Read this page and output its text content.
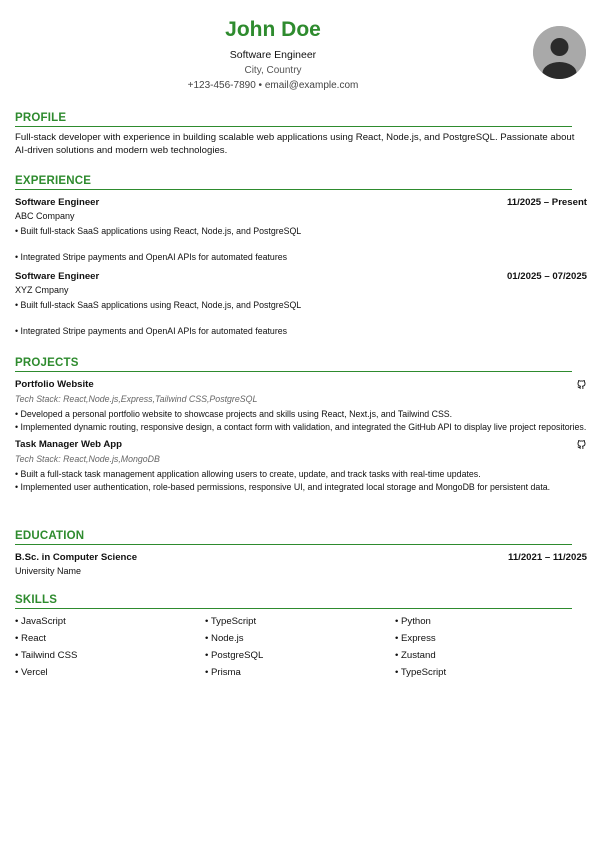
John Doe
Software Engineer
City, Country
+123-456-7890 • email@example.com
PROFILE
Full-stack developer with experience in building scalable web applications using React, Node.js, and PostgreSQL. Passionate about AI-driven solutions and modern web technologies.
EXPERIENCE
Software Engineer	11/2025 – Present
ABC Company
• Built full-stack SaaS applications using React, Node.js, and PostgreSQL
• Integrated Stripe payments and OpenAI APIs for automated features
Software Engineer	01/2025 – 07/2025
XYZ Cmpany
• Built full-stack SaaS applications using React, Node.js, and PostgreSQL
• Integrated Stripe payments and OpenAI APIs for automated features
PROJECTS
Portfolio Website
Tech Stack: React,Node.js,Express,Tailwind CSS,PostgreSQL
• Developed a personal portfolio website to showcase projects and skills using React, Next.js, and Tailwind CSS.
• Implemented dynamic routing, responsive design, a contact form with validation, and integrated the GitHub API to display live project repositories.
Task Manager Web App
Tech Stack: React,Node.js,MongoDB
• Built a full-stack task management application allowing users to create, update, and track tasks with real-time updates.
• Implemented user authentication, role-based permissions, responsive UI, and integrated local storage and MongoDB for persistent data.
EDUCATION
B.Sc. in Computer Science	11/2021 – 11/2025
University Name
SKILLS
• JavaScript	• TypeScript	• Python
• React	• Node.js	• Express
• Tailwind CSS	• PostgreSQL	• Zustand
• Vercel	• Prisma	• TypeScript
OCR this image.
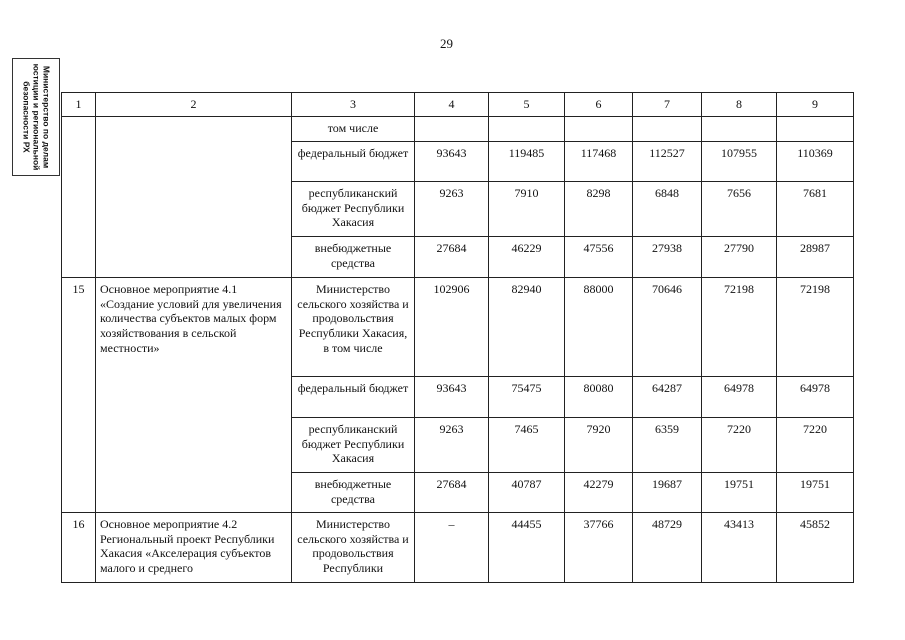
29
Министерство по делам
юстиции и региональной
безопасности РХ	1	2	3	4	5	6	7	8	9
		том числе						
		федеральный бюджет	93643	119485	117468	112527	107955	110369
		республиканский бюджет Республики Хакасия	9263	7910	8298	6848	7656	7681
		внебюджетные средства	27684	46229	47556	27938	27790	28987
15	Основное мероприятие 4.1 «Создание условий для увеличения количества субъектов малых форм хозяйствования в сельской местности»	Министерство сельского хозяйства и продовольствия Республики Хакасия, в том числе	102906	82940	88000	70646	72198	72198
		федеральный бюджет	93643	75475	80080	64287	64978	64978
		республиканский бюджет Республики Хакасия	9263	7465	7920	6359	7220	7220
		внебюджетные средства	27684	40787	42279	19687	19751	19751
16	Основное мероприятие 4.2 Региональный проект Республики Хакасия «Акселерация субъектов малого и среднего	Министерство сельского хозяйства и продовольствия Республики	–	44455	37766	48729	43413	45852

--------------------------------------------------

■ **Short exercise**:
Repeat the data exactly, excluding the pictures.

■ **Response below**:
Read this page and output its text content.
John Doe
Software Engineer
City, Country
+123-456-7890 • email@example.com
PROFILE
Full-stack developer with experience in building scalable web applications using React, Node.js, and PostgreSQL. Passionate about AI-driven solutions and modern web technologies.
EXPERIENCE
Software Engineer	11/2025 – Present
ABC Company
• Built full-stack SaaS applications using React, Node.js, and PostgreSQL
• Integrated Stripe payments and OpenAI APIs for automated features
Software Engineer	01/2025 – 07/2025
XYZ Cmpany
• Built full-stack SaaS applications using React, Node.js, and PostgreSQL
• Integrated Stripe payments and OpenAI APIs for automated features
PROJECTS
Portfolio Website
Tech Stack: React,Node.js,Express,Tailwind CSS,PostgreSQL
• Developed a personal portfolio website to showcase projects and skills using React, Next.js, and Tailwind CSS.
• Implemented dynamic routing, responsive design, a contact form with validation, and integrated the GitHub API to display live project repositories.
Task Manager Web App
Tech Stack: React,Node.js,MongoDB
• Built a full-stack task management application allowing users to create, update, and track tasks with real-time updates.
• Implemented user authentication, role-based permissions, responsive UI, and integrated local storage and MongoDB for persistent data.
EDUCATION
B.Sc. in Computer Science	11/2021 – 11/2025
University Name
SKILLS
• JavaScript	• TypeScript	• Python
• React	• Node.js	• Express
• Tailwind CSS	• PostgreSQL	• Zustand
• Vercel	• Prisma	• TypeScript
OCR this image.
29
Министерство по делам
юстиции и региональной
безопасности РХ	1	2	3	4	5	6	7	8	9
		том числе						
		федеральный бюджет	93643	119485	117468	112527	107955	110369
		республиканский бюджет Республики Хакасия	9263	7910	8298	6848	7656	7681
		внебюджетные средства	27684	46229	47556	27938	27790	28987
15	Основное мероприятие 4.1 «Создание условий для увеличения количества субъектов малых форм хозяйствования в сельской местности»	Министерство сельского хозяйства и продовольствия Республики Хакасия, в том числе	102906	82940	88000	70646	72198	72198
		федеральный бюджет	93643	75475	80080	64287	64978	64978
		республиканский бюджет Республики Хакасия	9263	7465	7920	6359	7220	7220
		внебюджетные средства	27684	40787	42279	19687	19751	19751
16	Основное мероприятие 4.2 Региональный проект Республики Хакасия «Акселерация субъектов малого и среднего	Министерство сельского хозяйства и продовольствия Республики	–	44455	37766	48729	43413	45852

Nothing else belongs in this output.